## Set problem
Each line below must be set down exactly; omit any image you find.

BEGIN Extracted data

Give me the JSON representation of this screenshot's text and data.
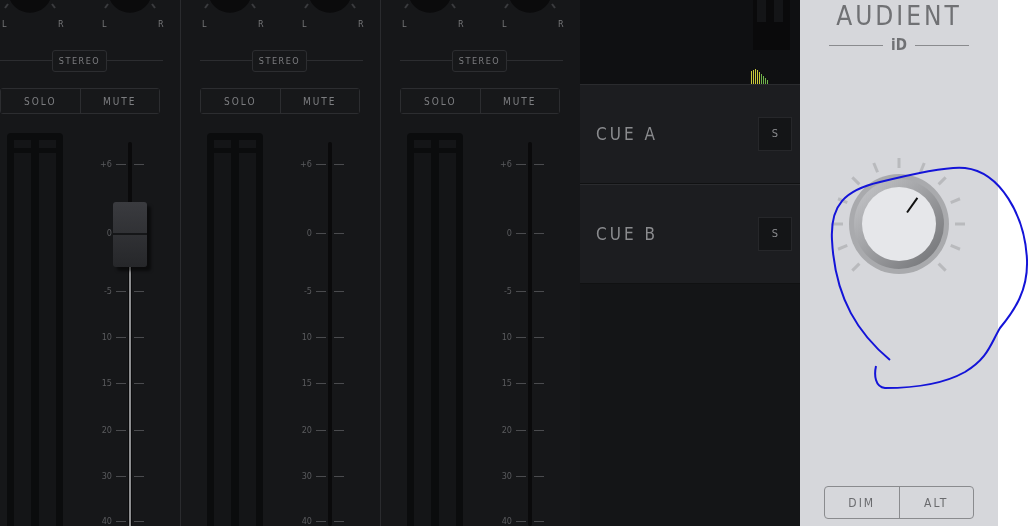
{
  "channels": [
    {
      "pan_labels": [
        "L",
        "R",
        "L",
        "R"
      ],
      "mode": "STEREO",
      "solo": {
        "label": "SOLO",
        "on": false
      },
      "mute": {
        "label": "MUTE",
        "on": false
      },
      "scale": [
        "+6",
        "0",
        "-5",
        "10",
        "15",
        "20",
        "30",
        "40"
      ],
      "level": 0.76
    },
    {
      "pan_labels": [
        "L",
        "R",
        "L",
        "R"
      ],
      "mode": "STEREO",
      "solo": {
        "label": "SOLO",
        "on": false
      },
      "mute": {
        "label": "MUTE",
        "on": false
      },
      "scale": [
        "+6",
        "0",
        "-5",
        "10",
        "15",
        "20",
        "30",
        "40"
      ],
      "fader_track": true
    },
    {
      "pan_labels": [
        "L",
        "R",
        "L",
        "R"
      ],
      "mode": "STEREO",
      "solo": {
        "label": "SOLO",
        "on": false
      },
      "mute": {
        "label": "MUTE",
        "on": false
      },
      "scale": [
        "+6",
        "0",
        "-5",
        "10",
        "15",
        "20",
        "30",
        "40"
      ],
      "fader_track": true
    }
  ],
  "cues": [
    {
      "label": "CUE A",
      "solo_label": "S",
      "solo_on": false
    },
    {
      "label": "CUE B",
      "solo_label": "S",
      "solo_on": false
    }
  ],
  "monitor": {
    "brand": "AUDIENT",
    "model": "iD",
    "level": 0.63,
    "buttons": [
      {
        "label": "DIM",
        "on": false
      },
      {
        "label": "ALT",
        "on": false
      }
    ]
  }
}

END Extracted data

## The reply
Give me the JSON representation of this screenshot's text and data.
{
  "channels": [
    {
      "pan_labels": [
        "L",
        "R",
        "L",
        "R"
      ],
      "mode": "STEREO",
      "solo": {
        "label": "SOLO",
        "on": false
      },
      "mute": {
        "label": "MUTE",
        "on": false
      },
      "scale": [
        "+6",
        "0",
        "-5",
        "10",
        "15",
        "20",
        "30",
        "40"
      ],
      "level": 0.76
    },
    {
      "pan_labels": [
        "L",
        "R",
        "L",
        "R"
      ],
      "mode": "STEREO",
      "solo": {
        "label": "SOLO",
        "on": false
      },
      "mute": {
        "label": "MUTE",
        "on": false
      },
      "scale": [
        "+6",
        "0",
        "-5",
        "10",
        "15",
        "20",
        "30",
        "40"
      ],
      "fader_track": true
    },
    {
      "pan_labels": [
        "L",
        "R",
        "L",
        "R"
      ],
      "mode": "STEREO",
      "solo": {
        "label": "SOLO",
        "on": false
      },
      "mute": {
        "label": "MUTE",
        "on": false
      },
      "scale": [
        "+6",
        "0",
        "-5",
        "10",
        "15",
        "20",
        "30",
        "40"
      ],
      "fader_track": true
    }
  ],
  "cues": [
    {
      "label": "CUE A",
      "solo_label": "S",
      "solo_on": false
    },
    {
      "label": "CUE B",
      "solo_label": "S",
      "solo_on": false
    }
  ],
  "monitor": {
    "brand": "AUDIENT",
    "model": "iD",
    "level": 0.63,
    "buttons": [
      {
        "label": "DIM",
        "on": false
      },
      {
        "label": "ALT",
        "on": false
      }
    ]
  }
}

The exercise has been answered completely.